Find the lines that contain the word "Bioquímica" and copy each one.
=-=-=-=-=
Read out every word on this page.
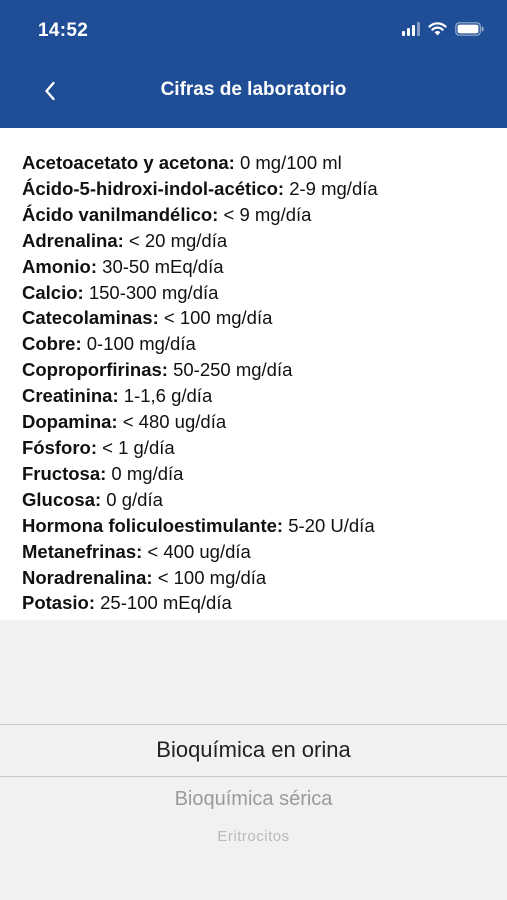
14:52
Cifras de laboratorio
Acetoacetato y acetona: 0 mg/100 ml
Ácido-5-hidroxi-indol-acético: 2-9 mg/día
Ácido vanilmandélico: < 9 mg/día
Adrenalina: < 20 mg/día
Amonio: 30-50 mEq/día
Calcio: 150-300 mg/día
Catecolaminas: < 100 mg/día
Cobre: 0-100 mg/día
Coproporfirinas: 50-250 mg/día
Creatinina: 1-1,6 g/día
Dopamina: < 480 ug/día
Fósforo: < 1 g/día
Fructosa: 0 mg/día
Glucosa: 0 g/día
Hormona foliculoestimulante: 5-20 U/día
Metanefrinas: < 400 ug/día
Noradrenalina: < 100 mg/día
Potasio: 25-100 mEq/día
Bioquímica en orina
Bioquímica sérica
Eritrocitos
=-=-=-=-=
● EXERCISE RESPONSE
Bioquímica en orina
Bioquímica sérica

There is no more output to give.